WHAT TO PRODUCE → Write down each entry again, exactly as it reads.

PROVIDED DATA →
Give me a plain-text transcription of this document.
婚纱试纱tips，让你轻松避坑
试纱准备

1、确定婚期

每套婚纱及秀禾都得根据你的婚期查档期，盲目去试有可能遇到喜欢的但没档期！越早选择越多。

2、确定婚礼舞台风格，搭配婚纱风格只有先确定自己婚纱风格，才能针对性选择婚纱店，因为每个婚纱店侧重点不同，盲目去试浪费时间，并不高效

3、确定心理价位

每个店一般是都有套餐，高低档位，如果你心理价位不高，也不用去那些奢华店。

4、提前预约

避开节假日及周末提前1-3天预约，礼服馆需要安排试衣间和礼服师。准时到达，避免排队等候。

ANSWER TO THE PROBLEM →
Give me a plain-text transcription of this document.
婚纱试纱tips，让你轻松避坑
试纱准备

1、确定婚期

每套婚纱及秀禾都得根据你的婚期查档期，盲目去试有可能遇到喜欢的但没档期！越早选择越多。

2、确定婚礼舞台风格，搭配婚纱风格只有先确定自己婚纱风格，才能针对性选择婚纱店，因为每个婚纱店侧重点不同，盲目去试浪费时间，并不高效

3、确定心理价位

每个店一般是都有套餐，高低档位，如果你心理价位不高，也不用去那些奢华店。

4、提前预约

避开节假日及周末提前1-3天预约，礼服馆需要安排试衣间和礼服师。准时到达，避免排队等候。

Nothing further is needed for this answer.